== INSTRUCTION ==
Filter the records below down to lines containing "text".

-- Start of DATA SUPPLIED --

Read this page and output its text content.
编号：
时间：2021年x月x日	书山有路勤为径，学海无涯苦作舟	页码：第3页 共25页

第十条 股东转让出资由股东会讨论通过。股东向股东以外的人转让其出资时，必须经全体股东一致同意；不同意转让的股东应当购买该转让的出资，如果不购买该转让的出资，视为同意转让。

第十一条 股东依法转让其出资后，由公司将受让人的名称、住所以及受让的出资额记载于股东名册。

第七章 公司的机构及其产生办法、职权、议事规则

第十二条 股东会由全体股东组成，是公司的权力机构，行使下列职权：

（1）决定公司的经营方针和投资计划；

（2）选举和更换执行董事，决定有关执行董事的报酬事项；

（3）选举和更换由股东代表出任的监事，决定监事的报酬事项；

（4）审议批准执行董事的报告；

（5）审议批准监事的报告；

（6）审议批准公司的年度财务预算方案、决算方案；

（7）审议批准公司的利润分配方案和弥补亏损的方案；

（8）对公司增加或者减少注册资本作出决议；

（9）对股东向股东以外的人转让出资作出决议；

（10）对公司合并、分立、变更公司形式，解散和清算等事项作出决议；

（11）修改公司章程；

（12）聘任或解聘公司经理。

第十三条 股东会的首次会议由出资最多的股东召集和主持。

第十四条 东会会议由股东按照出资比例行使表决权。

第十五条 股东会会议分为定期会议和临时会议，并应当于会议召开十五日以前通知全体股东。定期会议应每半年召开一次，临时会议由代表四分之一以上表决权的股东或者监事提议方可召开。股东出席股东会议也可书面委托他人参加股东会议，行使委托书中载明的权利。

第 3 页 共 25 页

-- End of DATA SUPPLIED --
-- Start of DATA SUPPLIED --

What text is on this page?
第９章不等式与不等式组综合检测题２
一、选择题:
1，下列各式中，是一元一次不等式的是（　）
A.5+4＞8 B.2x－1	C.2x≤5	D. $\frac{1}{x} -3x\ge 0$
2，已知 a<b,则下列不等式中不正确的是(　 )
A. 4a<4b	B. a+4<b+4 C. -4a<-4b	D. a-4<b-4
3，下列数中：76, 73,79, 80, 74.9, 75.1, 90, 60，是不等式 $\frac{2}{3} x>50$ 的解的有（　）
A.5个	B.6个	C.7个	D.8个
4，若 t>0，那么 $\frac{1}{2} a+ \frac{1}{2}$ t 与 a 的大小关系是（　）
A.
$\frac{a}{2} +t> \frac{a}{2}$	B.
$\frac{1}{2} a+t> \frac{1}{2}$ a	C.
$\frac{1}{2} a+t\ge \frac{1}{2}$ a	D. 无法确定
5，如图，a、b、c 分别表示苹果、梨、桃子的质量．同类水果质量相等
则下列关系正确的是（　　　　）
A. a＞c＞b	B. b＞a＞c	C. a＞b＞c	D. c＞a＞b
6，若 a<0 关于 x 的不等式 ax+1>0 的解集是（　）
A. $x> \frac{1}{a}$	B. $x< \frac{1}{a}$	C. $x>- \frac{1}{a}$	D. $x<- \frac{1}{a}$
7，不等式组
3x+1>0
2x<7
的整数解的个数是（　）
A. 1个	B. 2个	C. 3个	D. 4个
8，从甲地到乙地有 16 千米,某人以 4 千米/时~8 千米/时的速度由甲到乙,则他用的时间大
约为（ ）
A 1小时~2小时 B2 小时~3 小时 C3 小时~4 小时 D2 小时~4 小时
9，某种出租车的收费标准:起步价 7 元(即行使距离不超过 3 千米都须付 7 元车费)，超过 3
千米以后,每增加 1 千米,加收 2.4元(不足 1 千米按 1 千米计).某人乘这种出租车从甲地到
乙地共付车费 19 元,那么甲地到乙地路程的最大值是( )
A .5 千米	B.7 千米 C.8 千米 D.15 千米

-- End of DATA SUPPLIED --
-- Start of DATA SUPPLIED --

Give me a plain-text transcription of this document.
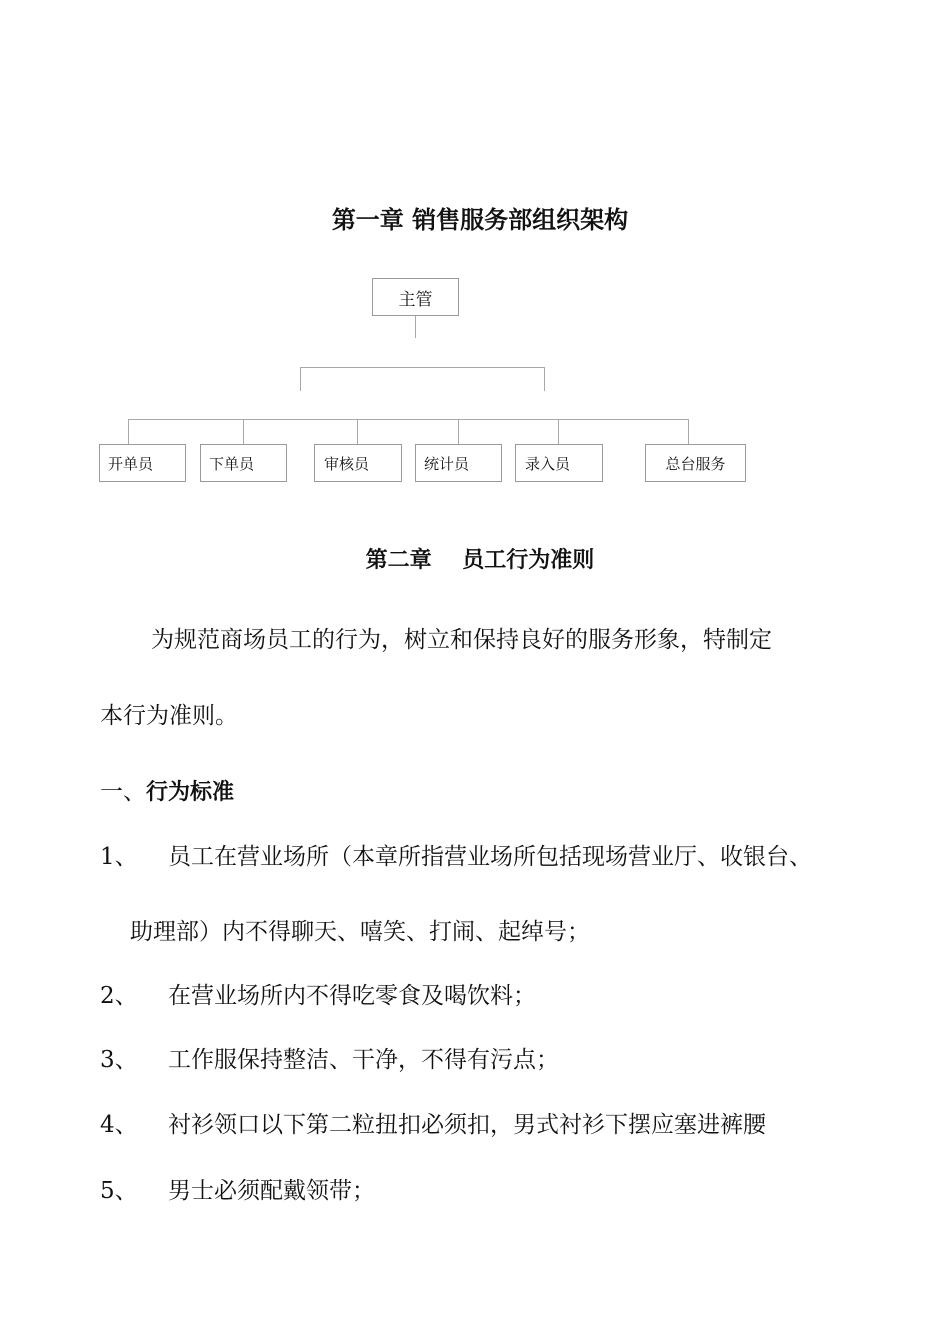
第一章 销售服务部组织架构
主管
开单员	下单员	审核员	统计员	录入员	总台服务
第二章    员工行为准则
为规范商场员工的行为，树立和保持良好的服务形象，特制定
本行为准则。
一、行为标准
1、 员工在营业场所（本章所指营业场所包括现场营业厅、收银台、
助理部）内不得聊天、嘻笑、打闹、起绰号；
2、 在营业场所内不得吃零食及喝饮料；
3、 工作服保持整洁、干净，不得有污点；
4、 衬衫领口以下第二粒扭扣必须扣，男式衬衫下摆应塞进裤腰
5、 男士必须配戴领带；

-- End of DATA SUPPLIED --

== TASK ANSWER ==
Read this page and output its text content.
What text is on this page?
Give me a plain-text transcription of this document.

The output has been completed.